• [Exercise task] Of the lines in the records that follow, how many include the word "经过讨论"? Answer with a bare number.

• [Exercise materials]

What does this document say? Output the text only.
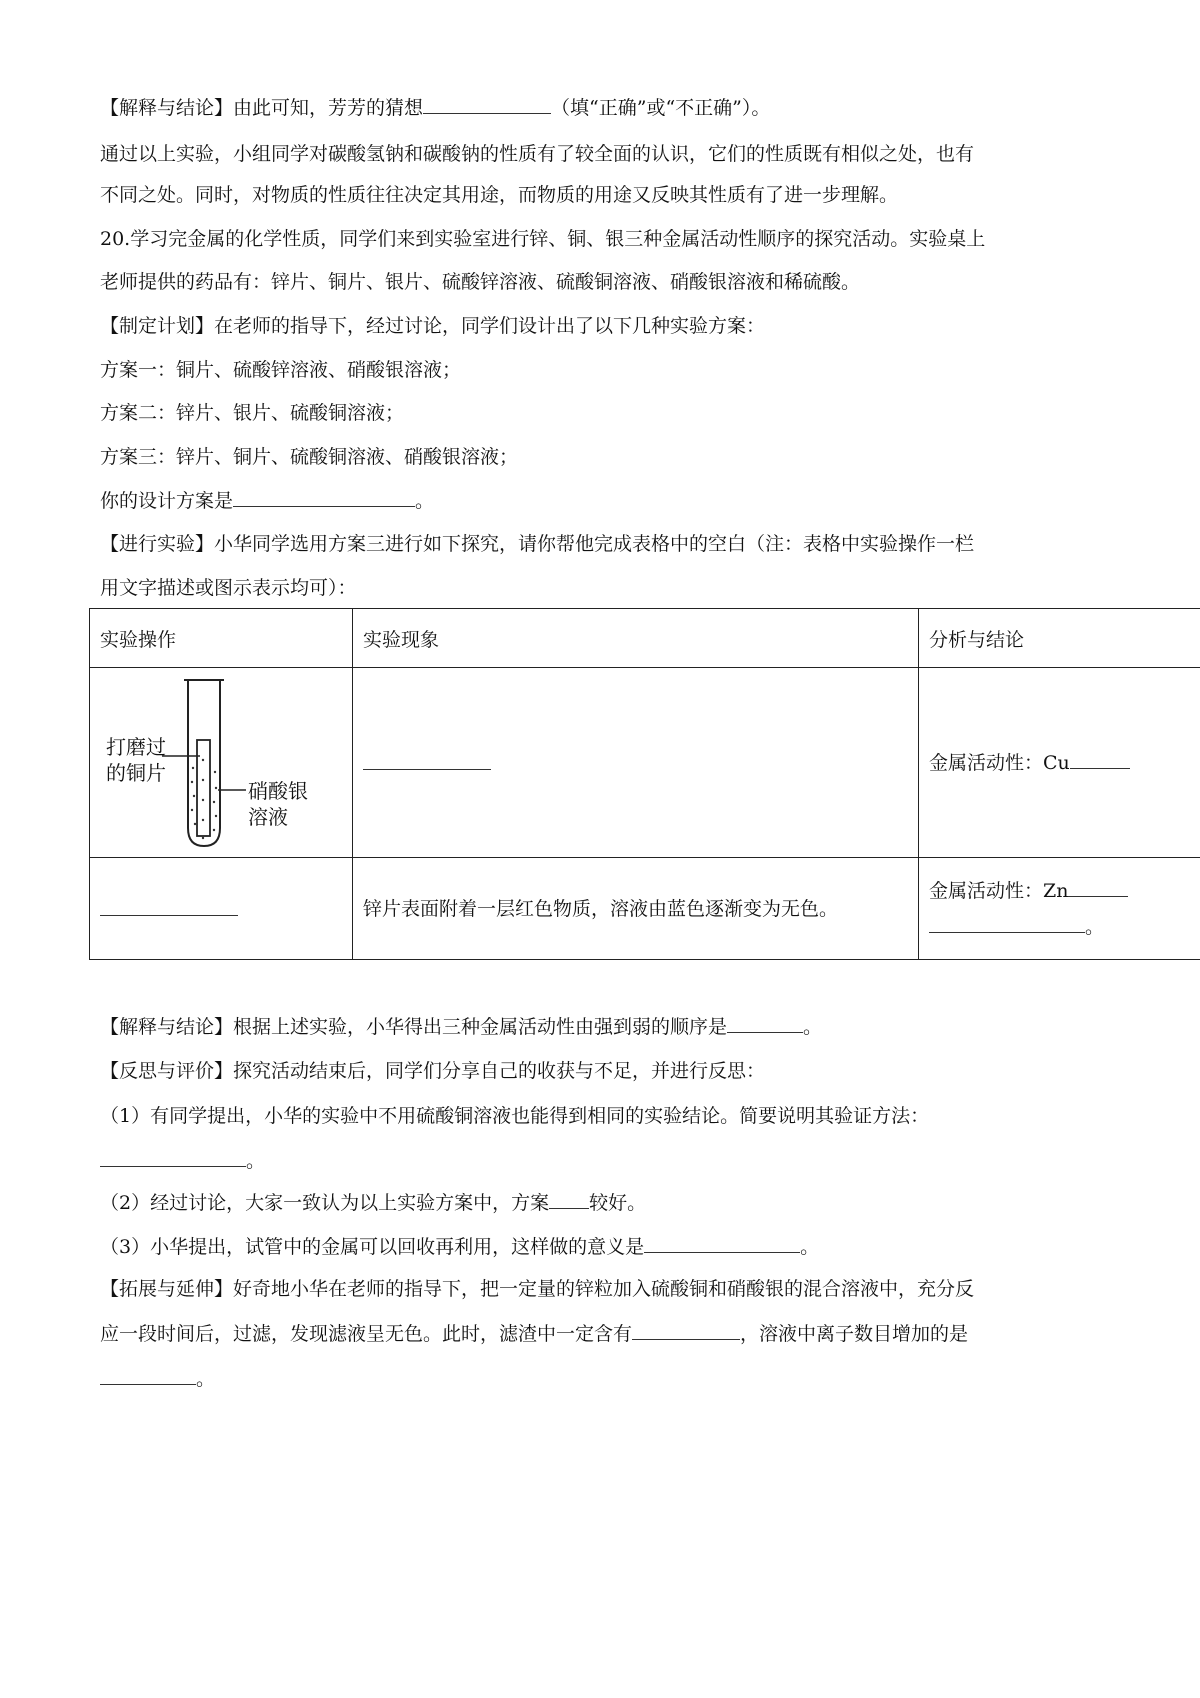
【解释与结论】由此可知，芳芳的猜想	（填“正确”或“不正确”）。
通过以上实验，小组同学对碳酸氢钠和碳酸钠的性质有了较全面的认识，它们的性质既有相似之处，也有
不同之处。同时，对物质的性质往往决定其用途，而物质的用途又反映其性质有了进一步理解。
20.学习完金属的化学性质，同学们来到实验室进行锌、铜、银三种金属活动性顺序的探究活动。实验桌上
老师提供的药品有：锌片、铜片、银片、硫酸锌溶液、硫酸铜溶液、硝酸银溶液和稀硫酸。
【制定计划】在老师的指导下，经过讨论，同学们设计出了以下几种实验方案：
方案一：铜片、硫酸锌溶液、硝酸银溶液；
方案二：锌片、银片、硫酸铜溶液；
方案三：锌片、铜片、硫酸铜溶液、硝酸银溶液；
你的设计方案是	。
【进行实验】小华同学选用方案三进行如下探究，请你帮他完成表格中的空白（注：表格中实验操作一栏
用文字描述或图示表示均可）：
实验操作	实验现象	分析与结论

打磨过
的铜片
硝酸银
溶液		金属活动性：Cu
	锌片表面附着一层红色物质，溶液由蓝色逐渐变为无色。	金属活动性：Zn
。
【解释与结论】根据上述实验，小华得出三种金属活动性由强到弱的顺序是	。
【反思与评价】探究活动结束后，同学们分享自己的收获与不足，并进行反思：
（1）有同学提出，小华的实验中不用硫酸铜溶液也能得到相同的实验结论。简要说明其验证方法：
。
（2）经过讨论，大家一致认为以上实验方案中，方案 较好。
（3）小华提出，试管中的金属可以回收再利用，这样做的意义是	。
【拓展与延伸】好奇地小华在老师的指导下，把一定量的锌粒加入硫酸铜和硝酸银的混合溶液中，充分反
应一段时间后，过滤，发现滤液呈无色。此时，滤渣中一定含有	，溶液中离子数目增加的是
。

...

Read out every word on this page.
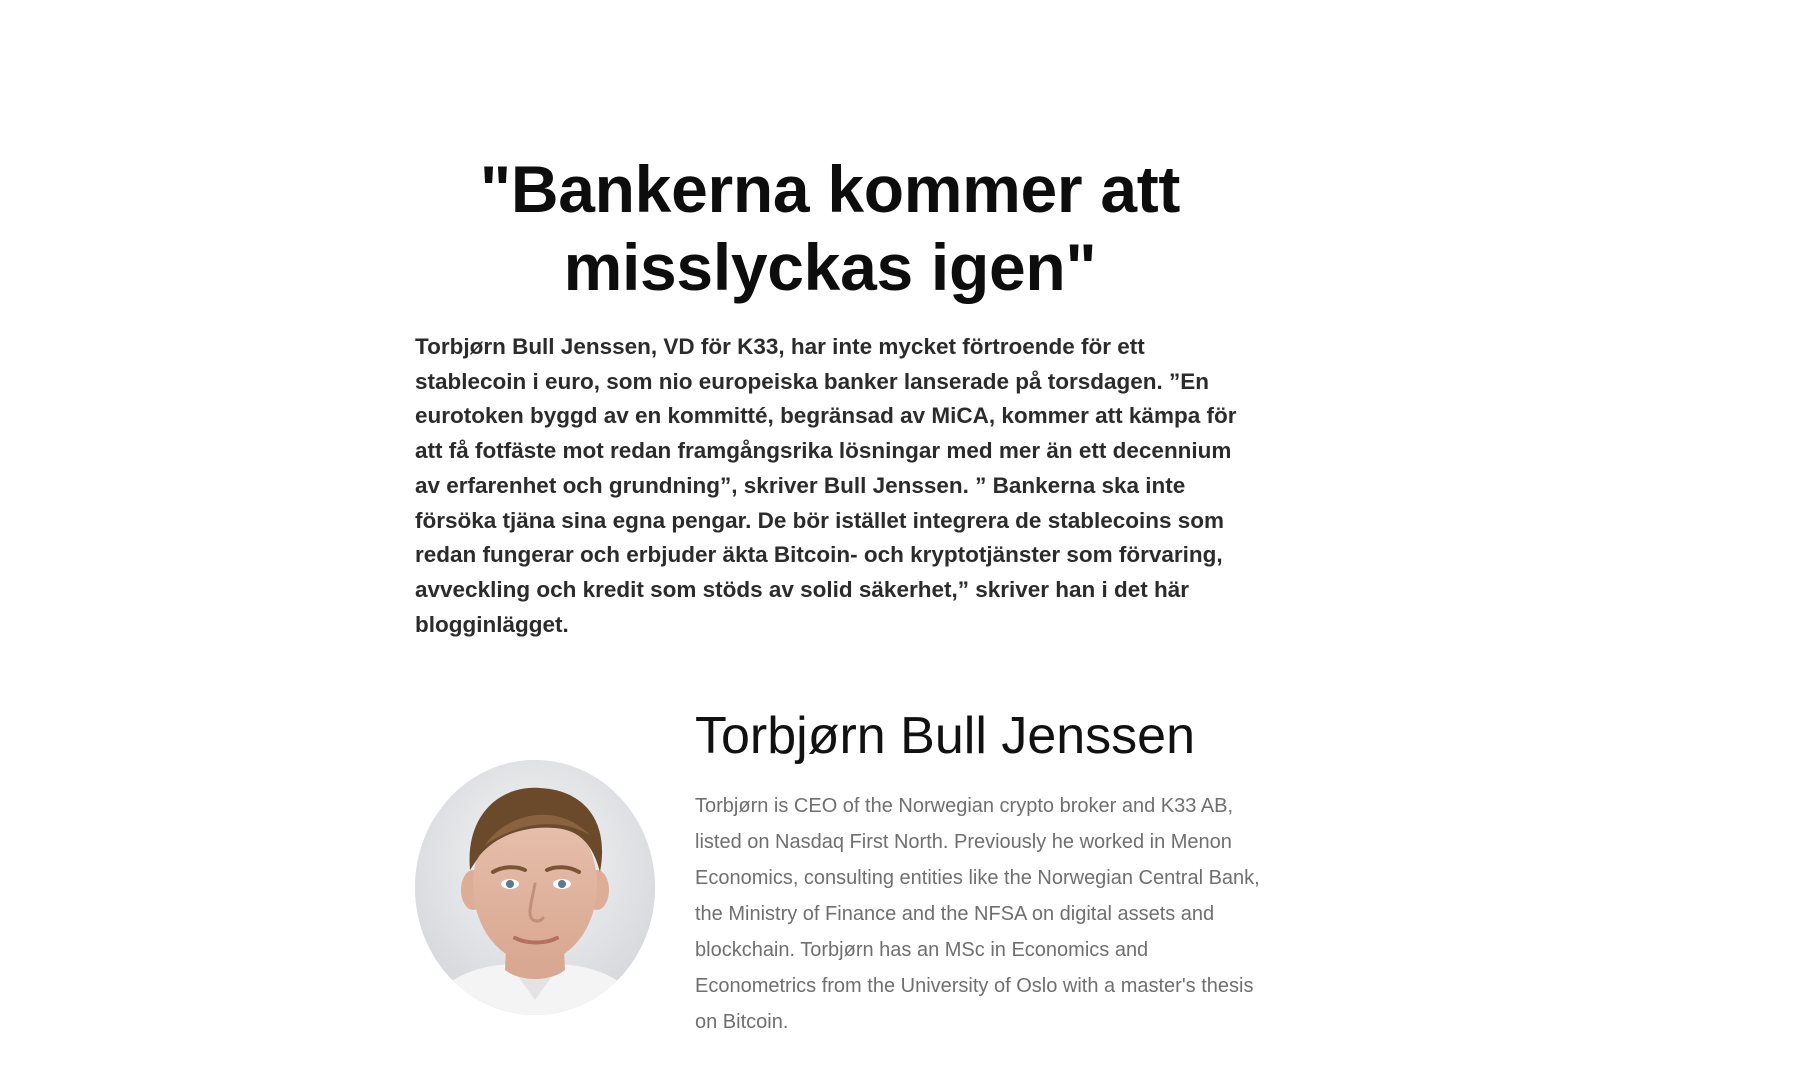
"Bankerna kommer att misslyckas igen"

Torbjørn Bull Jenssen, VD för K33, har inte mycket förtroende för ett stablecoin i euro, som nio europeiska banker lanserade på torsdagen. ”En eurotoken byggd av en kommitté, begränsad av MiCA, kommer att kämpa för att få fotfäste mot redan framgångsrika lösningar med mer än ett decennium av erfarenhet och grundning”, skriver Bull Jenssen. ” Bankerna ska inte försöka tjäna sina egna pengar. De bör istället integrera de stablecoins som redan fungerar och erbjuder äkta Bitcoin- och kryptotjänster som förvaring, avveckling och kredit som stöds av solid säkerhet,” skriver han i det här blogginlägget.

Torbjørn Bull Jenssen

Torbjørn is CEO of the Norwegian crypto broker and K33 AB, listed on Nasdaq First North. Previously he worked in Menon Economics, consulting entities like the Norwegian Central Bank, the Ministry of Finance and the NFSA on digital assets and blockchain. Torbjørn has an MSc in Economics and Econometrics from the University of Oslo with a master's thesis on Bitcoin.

• [Solution to this problem] 2